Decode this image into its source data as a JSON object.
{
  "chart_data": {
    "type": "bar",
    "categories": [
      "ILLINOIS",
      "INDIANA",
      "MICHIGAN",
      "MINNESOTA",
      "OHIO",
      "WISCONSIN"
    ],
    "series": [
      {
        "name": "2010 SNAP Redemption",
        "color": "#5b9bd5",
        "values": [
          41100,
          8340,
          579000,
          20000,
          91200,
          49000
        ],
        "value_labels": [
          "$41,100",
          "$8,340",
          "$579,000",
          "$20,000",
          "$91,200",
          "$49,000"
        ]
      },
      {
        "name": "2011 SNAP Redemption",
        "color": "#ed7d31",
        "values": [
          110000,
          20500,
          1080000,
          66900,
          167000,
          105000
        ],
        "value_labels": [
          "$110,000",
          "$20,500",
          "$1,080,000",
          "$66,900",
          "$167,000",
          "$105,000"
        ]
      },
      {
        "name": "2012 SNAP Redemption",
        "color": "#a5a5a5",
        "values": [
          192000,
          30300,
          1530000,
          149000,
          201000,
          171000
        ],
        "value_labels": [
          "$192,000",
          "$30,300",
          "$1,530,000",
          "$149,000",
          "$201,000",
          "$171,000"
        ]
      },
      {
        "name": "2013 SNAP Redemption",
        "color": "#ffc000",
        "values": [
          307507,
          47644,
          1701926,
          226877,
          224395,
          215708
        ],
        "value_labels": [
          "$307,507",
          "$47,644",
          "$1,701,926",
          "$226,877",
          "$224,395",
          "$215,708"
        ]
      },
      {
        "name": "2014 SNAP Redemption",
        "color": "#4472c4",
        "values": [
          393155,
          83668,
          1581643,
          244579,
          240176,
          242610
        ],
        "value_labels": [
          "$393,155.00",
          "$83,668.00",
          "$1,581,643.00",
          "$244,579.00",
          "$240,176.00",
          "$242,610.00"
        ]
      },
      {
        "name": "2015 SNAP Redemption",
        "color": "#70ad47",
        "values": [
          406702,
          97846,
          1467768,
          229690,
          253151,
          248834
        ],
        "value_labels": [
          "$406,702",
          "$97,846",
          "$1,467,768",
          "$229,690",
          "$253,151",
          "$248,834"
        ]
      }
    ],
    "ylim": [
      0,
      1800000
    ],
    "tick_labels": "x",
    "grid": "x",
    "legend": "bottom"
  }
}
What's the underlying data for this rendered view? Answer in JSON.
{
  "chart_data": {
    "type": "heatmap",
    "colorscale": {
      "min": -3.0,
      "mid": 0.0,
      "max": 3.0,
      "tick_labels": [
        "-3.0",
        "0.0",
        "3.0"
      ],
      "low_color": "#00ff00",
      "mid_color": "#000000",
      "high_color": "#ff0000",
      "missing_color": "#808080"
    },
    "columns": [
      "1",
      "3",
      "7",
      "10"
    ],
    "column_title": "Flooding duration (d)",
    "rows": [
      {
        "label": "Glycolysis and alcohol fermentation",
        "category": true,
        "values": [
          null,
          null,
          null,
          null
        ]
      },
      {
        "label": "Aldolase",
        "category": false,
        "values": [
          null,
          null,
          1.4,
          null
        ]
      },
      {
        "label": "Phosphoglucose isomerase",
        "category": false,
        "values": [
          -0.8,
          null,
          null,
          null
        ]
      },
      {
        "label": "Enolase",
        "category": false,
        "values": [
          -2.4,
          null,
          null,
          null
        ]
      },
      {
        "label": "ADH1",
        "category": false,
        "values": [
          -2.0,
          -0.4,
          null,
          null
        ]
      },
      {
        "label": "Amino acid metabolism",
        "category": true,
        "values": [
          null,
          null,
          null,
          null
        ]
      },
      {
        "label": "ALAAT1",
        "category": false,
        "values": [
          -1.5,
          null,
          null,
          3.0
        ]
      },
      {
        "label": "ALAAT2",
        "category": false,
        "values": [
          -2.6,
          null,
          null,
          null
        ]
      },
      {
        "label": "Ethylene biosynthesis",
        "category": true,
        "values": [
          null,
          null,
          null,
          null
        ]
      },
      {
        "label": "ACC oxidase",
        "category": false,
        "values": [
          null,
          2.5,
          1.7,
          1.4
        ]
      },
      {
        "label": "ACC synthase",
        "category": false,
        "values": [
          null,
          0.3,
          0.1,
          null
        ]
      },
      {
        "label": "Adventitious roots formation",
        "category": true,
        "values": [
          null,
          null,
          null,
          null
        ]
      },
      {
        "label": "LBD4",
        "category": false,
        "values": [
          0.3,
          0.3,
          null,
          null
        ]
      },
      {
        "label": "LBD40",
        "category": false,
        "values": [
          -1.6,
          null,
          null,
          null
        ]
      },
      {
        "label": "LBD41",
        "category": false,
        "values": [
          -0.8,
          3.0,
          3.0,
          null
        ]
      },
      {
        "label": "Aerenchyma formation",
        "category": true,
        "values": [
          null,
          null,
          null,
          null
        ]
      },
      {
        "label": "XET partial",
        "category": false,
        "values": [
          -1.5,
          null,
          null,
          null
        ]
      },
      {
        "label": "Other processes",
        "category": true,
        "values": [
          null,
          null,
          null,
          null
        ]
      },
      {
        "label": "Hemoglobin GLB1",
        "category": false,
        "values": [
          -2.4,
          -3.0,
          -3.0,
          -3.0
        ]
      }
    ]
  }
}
____
Your objective →
How many of the lines above contain the string "name"? Give the number only.

Correct output →
6